------ Provided information

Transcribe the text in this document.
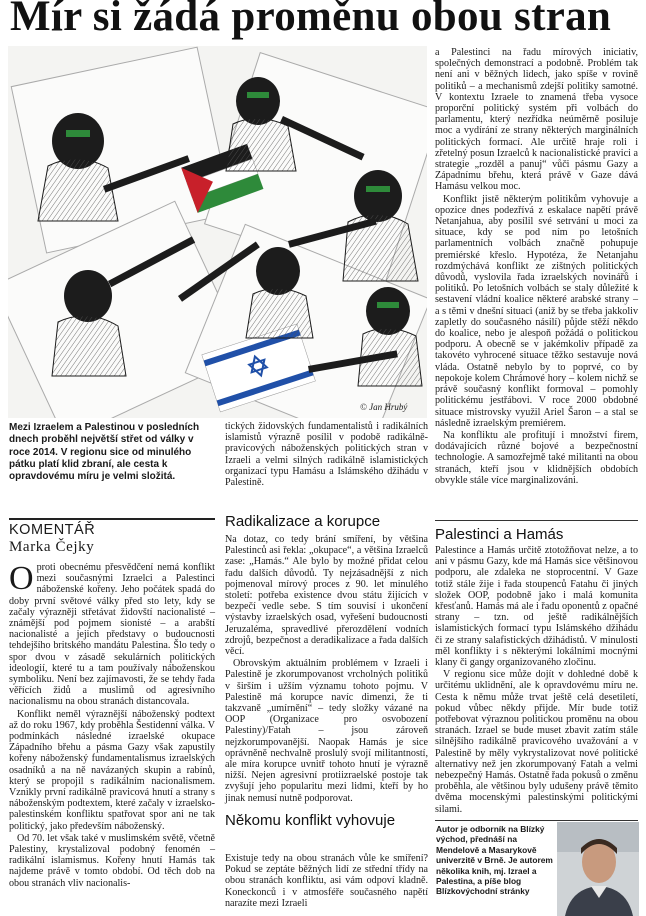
Mír si žádá proměnu obou stran
© Jan Hrubý
Mezi Izraelem a Palestinou v posledních dnech proběhl největší střet od války v roce 2014. V regionu sice od minulého pátku platí klid zbraní, ale cesta k opravdovému míru je velmi složitá.
KOMENTÁŘ
Marka Čejky

Oproti obecnému přesvědčení nemá konflikt mezi současnými Izraelci a Palestinci náboženské kořeny. Jeho počátek spadá do doby první světové války před sto lety, kdy se začaly výrazněji střetávat židovští nacionalisté – známější pod pojmem sionisté – a arabští nacionalisté a jejich představy o budoucnosti tehdejšího britského mandátu Palestina. Šlo tedy o spor dvou v zásadě sekulárních politických ideologií, které tu a tam používaly náboženskou symboliku. Není bez zajímavosti, že se tehdy řada věřících židů a muslimů od agresivního nacionalismu na obou stranách distancovala.

Konflikt neměl výraznější náboženský podtext až do roku 1967, kdy proběhla Šestidenní válka. V podmínkách následné izraelské okupace Západního břehu a pásma Gazy však zapustily kořeny náboženský fundamentalismus izraelských osadníků a na ně navázaných skupin a rabínů, který se propojil s radikálním nacionalismem. Vznikly první radikálně pravicová hnutí a strany s náboženským podtextem, které začaly v izraelsko-palestinském konfliktu spatřovat spor ani ne tak politický, jako především náboženský.

Od 70. let však také v muslimském světě, včetně Palestiny, krystalizoval podobný fenomén – radikální islamismus. Kořeny hnutí Hamás tak najdeme právě v tomto období. Od těch dob na obou stranách vliv nacionalis-

tických židovských fundamentalistů i radikálních islamistů výrazně posílil v podobě radikálně-pravicových náboženských politických stran v Izraeli a velmi silných radikálně islamistických organizací typu Hamásu a Islámského džihádu v Palestině.

Radikalizace a korupce

Na dotaz, co tedy brání smíření, by většina Palestinců asi řekla: „okupace“, a většina Izraelců zase: „Hamás.“ Ale bylo by možné přidat celou řadu dalších důvodů. Ty nejzásadnější z nich pojmenoval mírový proces z 90. let minulého století: potřeba existence dvou státu žijících v bezpečí vedle sebe. S tím souvisí i ukončení výstavby izraelských osad, vyřešení budoucnosti Jeruzaléma, spravedlivé přerozdělení vodních zdrojů, bezpečnost a deradikalizace a řada dalších věcí.

Obrovským aktuálním problémem v Izraeli i Palestině je zkorumpovanost vrcholných politiků v širším i užším významu tohoto pojmu. V Palestině má korupce navíc dimenzi, že ti takzvaně „umírnění“ – tedy složky vázané na OOP (Organizace pro osvobození Palestiny)/Fatah – jsou zároveň nejzkorumpovanější. Naopak Hamás je sice oprávněně nechvalně proslulý svojí militantností, ale míra korupce uvnitř tohoto hnutí je výrazně nižší. Nejen agresivní protiizraelské postoje tak zvyšují jeho popularitu mezi lidmi, kteří by ho jinak nemusí nutně podporovat.

Někomu konflikt vyhovuje

Existuje tedy na obou stranách vůle ke smíření? Pokud se zeptáte běžných lidí ze střední třídy na obou stranách konfliktu, asi vám odpoví kladně. Koneckonců i v atmosféře současného napětí narazíte mezi Izraeli

a Palestinci na řadu mírových iniciativ, společných demonstrací a podobně. Problém tak není ani v běžných lidech, jako spíše v rovině politiků – a mechanismů zdejší politiky samotné. V kontextu Izraele to znamená třeba vysoce proporční politický systém při volbách do parlamentu, který nezřídka neúměrně posiluje moc a vydírání ze strany některých marginálních politických formací. Ale určitě hraje roli i zřetelný posun Izraelců k nacionalistické pravici a strategie „rozděl a panuj“ vůči pásmu Gazy a Západnímu břehu, která právě v Gaze dává Hamásu velkou moc.

Konflikt jistě některým politikům vyhovuje a opozice dnes podezřívá z eskalace napětí právě Netanjahua, aby posílil své setrvání u moci za situace, kdy se pod ním po letošních parlamentních volbách značně pohupuje premiérské křeslo. Hypotéza, že Netanjahu rozdmýchává konflikt ze zištných politických důvodů, vyslovila řada izraelských novinářů i politiků. Po letošních volbách se staly důležité k sestavení vládní koalice některé arabské strany – a s těmi v dnešní situaci (aniž by se třeba jakkoliv zapletly do současného násilí) půjde stěží někdo do koalice, nebo je alespoň požádá o politickou podporu. A obecně se v jakémkoliv případě za takovéto vyhrocené situace těžko sestavuje nová vláda. Ostatně nebylo by to poprvé, co by nepokoje kolem Chrámové hory – kolem nichž se právě současný konflikt formoval – pomohly politickému jestřábovi. V roce 2000 obdobné situace mistrovsky využil Ariel Šaron – a stal se následně izraelským premiérem.

Na konfliktu ale profitují i množství firem, dodávajících různé bojové a bezpečnostní technologie. A samozřejmě také militanti na obou stranách, kteří jsou v klidnějších obdobích obvykle stále více marginalizováni.

Palestinci a Hamás

Palestince a Hamás určitě ztotožňovat nelze, a to ani v pásmu Gazy, kde má Hamás sice většinovou podporu, ale zdaleka ne stoprocentní. V Gaze totiž stále žije i řada stoupenců Fatahu či jiných složek OOP, podobně jako i malá komunita křesťanů. Hamás má ale i řadu oponentů z opačné strany – tzn. od ještě radikálnějších islamistických formací typu Islámského džihádu či ze strany salafistických džihádistů. V minulosti měl konflikty i s některými lokálními mocnými klany či gangy organizovaného zločinu.

V regionu sice může dojít v dohledné době k určitému uklidnění, ale k opravdovému míru ne. Cesta k němu může trvat ještě celá desetiletí, pokud vůbec někdy přijde. Mír bude totiž potřebovat výraznou politickou proměnu na obou stranách. Izrael se bude muset zbavit zatím stále silnějšího radikálně pravicového uvažování a v Palestině by měly vykrystalizovat nové politické alternativy než jen zkorumpovaný Fatah a velmi nebezpečný Hamás. Ostatně řada pokusů o změnu proběhla, ale většinou byly udušeny právě těmito dvěma mocenskými palestinskými politickými silami.

Autor je odborník na Blízký východ, přednáší na Mendelově a Masarykově univerzitě v Brně. Je autorem několika knih, mj. Izrael a Palestina, a píše blog Blízkovýchodní stránky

------------

[Work required] Copy the records above exactly, omitting every picture.

[Reply]
Transcribe the text in this document.
Mír si žádá proměnu obou stran
© Jan Hrubý
Mezi Izraelem a Palestinou v posledních dnech proběhl největší střet od války v roce 2014. V regionu sice od minulého pátku platí klid zbraní, ale cesta k opravdovému míru je velmi složitá.
KOMENTÁŘ
Marka Čejky

Oproti obecnému přesvědčení nemá konflikt mezi současnými Izraelci a Palestinci náboženské kořeny. Jeho počátek spadá do doby první světové války před sto lety, kdy se začaly výrazněji střetávat židovští nacionalisté – známější pod pojmem sionisté – a arabští nacionalisté a jejich představy o budoucnosti tehdejšího britského mandátu Palestina. Šlo tedy o spor dvou v zásadě sekulárních politických ideologií, které tu a tam používaly náboženskou symboliku. Není bez zajímavosti, že se tehdy řada věřících židů a muslimů od agresivního nacionalismu na obou stranách distancovala.

Konflikt neměl výraznější náboženský podtext až do roku 1967, kdy proběhla Šestidenní válka. V podmínkách následné izraelské okupace Západního břehu a pásma Gazy však zapustily kořeny náboženský fundamentalismus izraelských osadníků a na ně navázaných skupin a rabínů, který se propojil s radikálním nacionalismem. Vznikly první radikálně pravicová hnutí a strany s náboženským podtextem, které začaly v izraelsko-palestinském konfliktu spatřovat spor ani ne tak politický, jako především náboženský.

Od 70. let však také v muslimském světě, včetně Palestiny, krystalizoval podobný fenomén – radikální islamismus. Kořeny hnutí Hamás tak najdeme právě v tomto období. Od těch dob na obou stranách vliv nacionalis-

tických židovských fundamentalistů i radikálních islamistů výrazně posílil v podobě radikálně-pravicových náboženských politických stran v Izraeli a velmi silných radikálně islamistických organizací typu Hamásu a Islámského džihádu v Palestině.

Radikalizace a korupce

Na dotaz, co tedy brání smíření, by většina Palestinců asi řekla: „okupace“, a většina Izraelců zase: „Hamás.“ Ale bylo by možné přidat celou řadu dalších důvodů. Ty nejzásadnější z nich pojmenoval mírový proces z 90. let minulého století: potřeba existence dvou státu žijících v bezpečí vedle sebe. S tím souvisí i ukončení výstavby izraelských osad, vyřešení budoucnosti Jeruzaléma, spravedlivé přerozdělení vodních zdrojů, bezpečnost a deradikalizace a řada dalších věcí.

Obrovským aktuálním problémem v Izraeli i Palestině je zkorumpovanost vrcholných politiků v širším i užším významu tohoto pojmu. V Palestině má korupce navíc dimenzi, že ti takzvaně „umírnění“ – tedy složky vázané na OOP (Organizace pro osvobození Palestiny)/Fatah – jsou zároveň nejzkorumpovanější. Naopak Hamás je sice oprávněně nechvalně proslulý svojí militantností, ale míra korupce uvnitř tohoto hnutí je výrazně nižší. Nejen agresivní protiizraelské postoje tak zvyšují jeho popularitu mezi lidmi, kteří by ho jinak nemusí nutně podporovat.

Někomu konflikt vyhovuje

Existuje tedy na obou stranách vůle ke smíření? Pokud se zeptáte běžných lidí ze střední třídy na obou stranách konfliktu, asi vám odpoví kladně. Koneckonců i v atmosféře současného napětí narazíte mezi Izraeli

a Palestinci na řadu mírových iniciativ, společných demonstrací a podobně. Problém tak není ani v běžných lidech, jako spíše v rovině politiků – a mechanismů zdejší politiky samotné. V kontextu Izraele to znamená třeba vysoce proporční politický systém při volbách do parlamentu, který nezřídka neúměrně posiluje moc a vydírání ze strany některých marginálních politických formací. Ale určitě hraje roli i zřetelný posun Izraelců k nacionalistické pravici a strategie „rozděl a panuj“ vůči pásmu Gazy a Západnímu břehu, která právě v Gaze dává Hamásu velkou moc.

Konflikt jistě některým politikům vyhovuje a opozice dnes podezřívá z eskalace napětí právě Netanjahua, aby posílil své setrvání u moci za situace, kdy se pod ním po letošních parlamentních volbách značně pohupuje premiérské křeslo. Hypotéza, že Netanjahu rozdmýchává konflikt ze zištných politických důvodů, vyslovila řada izraelských novinářů i politiků. Po letošních volbách se staly důležité k sestavení vládní koalice některé arabské strany – a s těmi v dnešní situaci (aniž by se třeba jakkoliv zapletly do současného násilí) půjde stěží někdo do koalice, nebo je alespoň požádá o politickou podporu. A obecně se v jakémkoliv případě za takovéto vyhrocené situace těžko sestavuje nová vláda. Ostatně nebylo by to poprvé, co by nepokoje kolem Chrámové hory – kolem nichž se právě současný konflikt formoval – pomohly politickému jestřábovi. V roce 2000 obdobné situace mistrovsky využil Ariel Šaron – a stal se následně izraelským premiérem.

Na konfliktu ale profitují i množství firem, dodávajících různé bojové a bezpečnostní technologie. A samozřejmě také militanti na obou stranách, kteří jsou v klidnějších obdobích obvykle stále více marginalizováni.

Palestinci a Hamás

Palestince a Hamás určitě ztotožňovat nelze, a to ani v pásmu Gazy, kde má Hamás sice většinovou podporu, ale zdaleka ne stoprocentní. V Gaze totiž stále žije i řada stoupenců Fatahu či jiných složek OOP, podobně jako i malá komunita křesťanů. Hamás má ale i řadu oponentů z opačné strany – tzn. od ještě radikálnějších islamistických formací typu Islámského džihádu či ze strany salafistických džihádistů. V minulosti měl konflikty i s některými lokálními mocnými klany či gangy organizovaného zločinu.

V regionu sice může dojít v dohledné době k určitému uklidnění, ale k opravdovému míru ne. Cesta k němu může trvat ještě celá desetiletí, pokud vůbec někdy přijde. Mír bude totiž potřebovat výraznou politickou proměnu na obou stranách. Izrael se bude muset zbavit zatím stále silnějšího radikálně pravicového uvažování a v Palestině by měly vykrystalizovat nové politické alternativy než jen zkorumpovaný Fatah a velmi nebezpečný Hamás. Ostatně řada pokusů o změnu proběhla, ale většinou byly udušeny právě těmito dvěma mocenskými palestinskými politickými silami.

Autor je odborník na Blízký východ, přednáší na Mendelově a Masarykově univerzitě v Brně. Je autorem několika knih, mj. Izrael a Palestina, a píše blog Blízkovýchodní stránky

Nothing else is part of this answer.